(DATA LISTING)
--- Start ---

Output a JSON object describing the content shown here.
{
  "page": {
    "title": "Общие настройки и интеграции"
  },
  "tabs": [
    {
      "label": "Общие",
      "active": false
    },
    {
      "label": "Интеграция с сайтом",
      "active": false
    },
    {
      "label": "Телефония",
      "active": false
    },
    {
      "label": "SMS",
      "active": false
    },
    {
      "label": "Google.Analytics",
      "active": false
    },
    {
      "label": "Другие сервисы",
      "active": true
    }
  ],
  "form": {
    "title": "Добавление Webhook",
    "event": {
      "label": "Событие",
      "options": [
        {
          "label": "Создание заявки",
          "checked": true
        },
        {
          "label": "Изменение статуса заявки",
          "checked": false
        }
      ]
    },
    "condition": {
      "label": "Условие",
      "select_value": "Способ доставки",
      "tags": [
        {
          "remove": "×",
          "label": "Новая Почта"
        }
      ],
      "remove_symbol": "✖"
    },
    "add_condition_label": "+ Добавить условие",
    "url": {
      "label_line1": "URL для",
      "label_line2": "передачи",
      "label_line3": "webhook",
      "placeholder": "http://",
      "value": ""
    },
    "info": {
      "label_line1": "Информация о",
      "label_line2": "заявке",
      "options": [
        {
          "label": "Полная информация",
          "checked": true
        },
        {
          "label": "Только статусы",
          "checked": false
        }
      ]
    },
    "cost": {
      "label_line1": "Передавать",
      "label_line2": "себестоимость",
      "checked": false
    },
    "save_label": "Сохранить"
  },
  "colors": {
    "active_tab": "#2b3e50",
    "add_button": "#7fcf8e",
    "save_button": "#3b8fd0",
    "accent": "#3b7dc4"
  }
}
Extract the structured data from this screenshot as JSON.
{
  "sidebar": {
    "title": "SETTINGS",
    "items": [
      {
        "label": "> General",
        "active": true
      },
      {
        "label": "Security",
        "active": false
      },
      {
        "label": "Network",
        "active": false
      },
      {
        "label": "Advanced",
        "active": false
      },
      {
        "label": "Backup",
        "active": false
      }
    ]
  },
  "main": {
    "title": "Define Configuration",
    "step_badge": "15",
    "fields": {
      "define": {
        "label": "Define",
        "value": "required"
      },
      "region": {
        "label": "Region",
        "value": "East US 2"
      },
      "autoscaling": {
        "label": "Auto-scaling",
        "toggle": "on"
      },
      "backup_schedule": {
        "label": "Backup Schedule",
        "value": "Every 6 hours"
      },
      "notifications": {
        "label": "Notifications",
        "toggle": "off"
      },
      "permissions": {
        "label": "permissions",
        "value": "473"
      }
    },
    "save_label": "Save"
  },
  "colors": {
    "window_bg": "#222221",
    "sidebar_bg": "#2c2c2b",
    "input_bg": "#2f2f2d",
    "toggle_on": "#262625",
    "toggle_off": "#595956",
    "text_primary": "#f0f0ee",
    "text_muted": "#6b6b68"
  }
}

--- End ---

Each line must be given again exactly as written above.

Output a JSON object describing the content shown here.
{
  "page": {
    "title": "Общие настройки и интеграции"
  },
  "tabs": [
    {
      "label": "Общие",
      "active": false
    },
    {
      "label": "Интеграция с сайтом",
      "active": false
    },
    {
      "label": "Телефония",
      "active": false
    },
    {
      "label": "SMS",
      "active": false
    },
    {
      "label": "Google.Analytics",
      "active": false
    },
    {
      "label": "Другие сервисы",
      "active": true
    }
  ],
  "form": {
    "title": "Добавление Webhook",
    "event": {
      "label": "Событие",
      "options": [
        {
          "label": "Создание заявки",
          "checked": true
        },
        {
          "label": "Изменение статуса заявки",
          "checked": false
        }
      ]
    },
    "condition": {
      "label": "Условие",
      "select_value": "Способ доставки",
      "tags": [
        {
          "remove": "×",
          "label": "Новая Почта"
        }
      ],
      "remove_symbol": "✖"
    },
    "add_condition_label": "+ Добавить условие",
    "url": {
      "label_line1": "URL для",
      "label_line2": "передачи",
      "label_line3": "webhook",
      "placeholder": "http://",
      "value": ""
    },
    "info": {
      "label_line1": "Информация о",
      "label_line2": "заявке",
      "options": [
        {
          "label": "Полная информация",
          "checked": true
        },
        {
          "label": "Только статусы",
          "checked": false
        }
      ]
    },
    "cost": {
      "label_line1": "Передавать",
      "label_line2": "себестоимость",
      "checked": false
    },
    "save_label": "Сохранить"
  },
  "colors": {
    "active_tab": "#2b3e50",
    "add_button": "#7fcf8e",
    "save_button": "#3b8fd0",
    "accent": "#3b7dc4"
  }
}
Extract the structured data from this screenshot as JSON.
{
  "sidebar": {
    "title": "SETTINGS",
    "items": [
      {
        "label": "> General",
        "active": true
      },
      {
        "label": "Security",
        "active": false
      },
      {
        "label": "Network",
        "active": false
      },
      {
        "label": "Advanced",
        "active": false
      },
      {
        "label": "Backup",
        "active": false
      }
    ]
  },
  "main": {
    "title": "Define Configuration",
    "step_badge": "15",
    "fields": {
      "define": {
        "label": "Define",
        "value": "required"
      },
      "region": {
        "label": "Region",
        "value": "East US 2"
      },
      "autoscaling": {
        "label": "Auto-scaling",
        "toggle": "on"
      },
      "backup_schedule": {
        "label": "Backup Schedule",
        "value": "Every 6 hours"
      },
      "notifications": {
        "label": "Notifications",
        "toggle": "off"
      },
      "permissions": {
        "label": "permissions",
        "value": "473"
      }
    },
    "save_label": "Save"
  },
  "colors": {
    "window_bg": "#222221",
    "sidebar_bg": "#2c2c2b",
    "input_bg": "#2f2f2d",
    "toggle_on": "#262625",
    "toggle_off": "#595956",
    "text_primary": "#f0f0ee",
    "text_muted": "#6b6b68"
  }
}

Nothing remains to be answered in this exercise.